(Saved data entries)
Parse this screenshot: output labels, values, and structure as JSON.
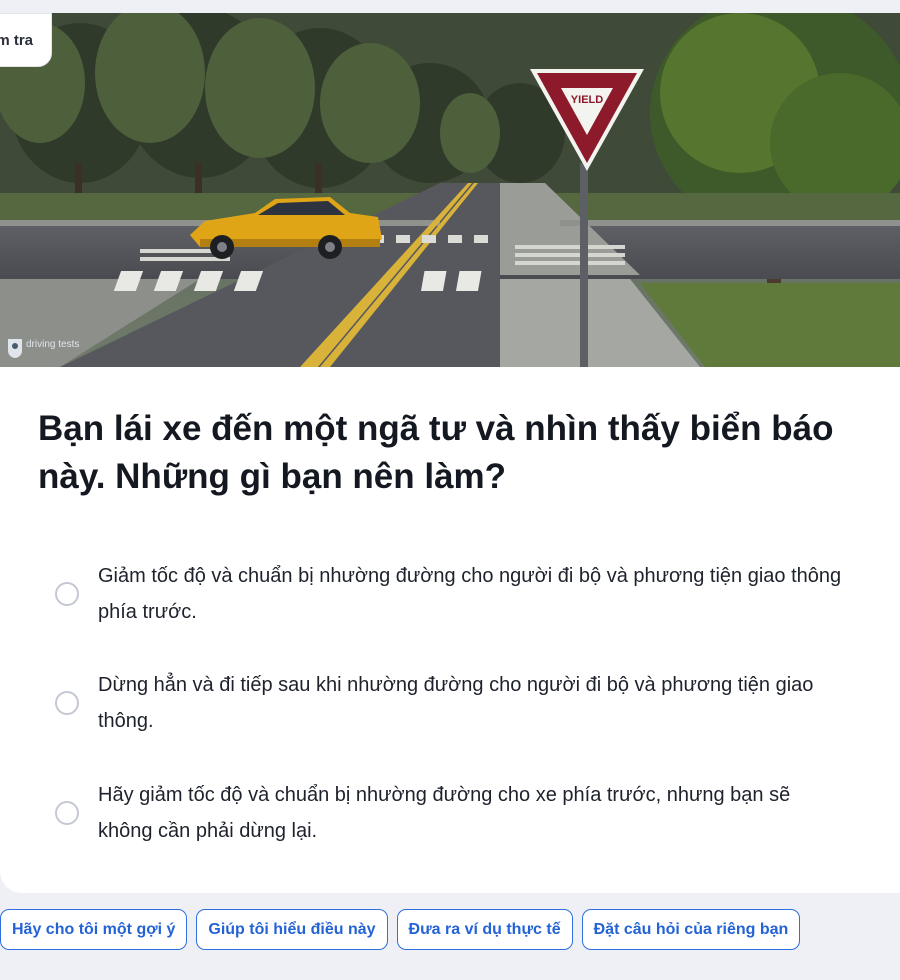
{
  "header": {
    "badge_label": "m tra"
  },
  "image": {
    "sign_text": "YIELD",
    "watermark_text": "driving tests",
    "watermark_icon": "driving-tests-logo-icon"
  },
  "question": {
    "text": "Bạn lái xe đến một ngã tư và nhìn thấy biển báo này. Những gì bạn nên làm?"
  },
  "options": [
    {
      "text": "Giảm tốc độ và chuẩn bị nhường đường cho người đi bộ và phương tiện giao thông phía trước."
    },
    {
      "text": "Dừng hẳn và đi tiếp sau khi nhường đường cho người đi bộ và phương tiện giao thông."
    },
    {
      "text": "Hãy giảm tốc độ và chuẩn bị nhường đường cho xe phía trước, nhưng bạn sẽ không cần phải dừng lại."
    }
  ],
  "actions": {
    "hint": "Hãy cho tôi một gợi ý",
    "explain": "Giúp tôi hiểu điều này",
    "example": "Đưa ra ví dụ thực tế",
    "ask": "Đặt câu hỏi của riêng bạn"
  },
  "colors": {
    "accent": "#2f6fde",
    "page_background": "#eef0f6",
    "sign_red": "#8c1a2a"
  }
}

▶ [What needs to be done] Retype everything in the material word for word, minus pictures.

▶ [Solution]
Parse this screenshot: output labels, values, and structure as JSON.
{
  "header": {
    "badge_label": "m tra"
  },
  "image": {
    "sign_text": "YIELD",
    "watermark_text": "driving tests",
    "watermark_icon": "driving-tests-logo-icon"
  },
  "question": {
    "text": "Bạn lái xe đến một ngã tư và nhìn thấy biển báo này. Những gì bạn nên làm?"
  },
  "options": [
    {
      "text": "Giảm tốc độ và chuẩn bị nhường đường cho người đi bộ và phương tiện giao thông phía trước."
    },
    {
      "text": "Dừng hẳn và đi tiếp sau khi nhường đường cho người đi bộ và phương tiện giao thông."
    },
    {
      "text": "Hãy giảm tốc độ và chuẩn bị nhường đường cho xe phía trước, nhưng bạn sẽ không cần phải dừng lại."
    }
  ],
  "actions": {
    "hint": "Hãy cho tôi một gợi ý",
    "explain": "Giúp tôi hiểu điều này",
    "example": "Đưa ra ví dụ thực tế",
    "ask": "Đặt câu hỏi của riêng bạn"
  },
  "colors": {
    "accent": "#2f6fde",
    "page_background": "#eef0f6",
    "sign_red": "#8c1a2a"
  }
}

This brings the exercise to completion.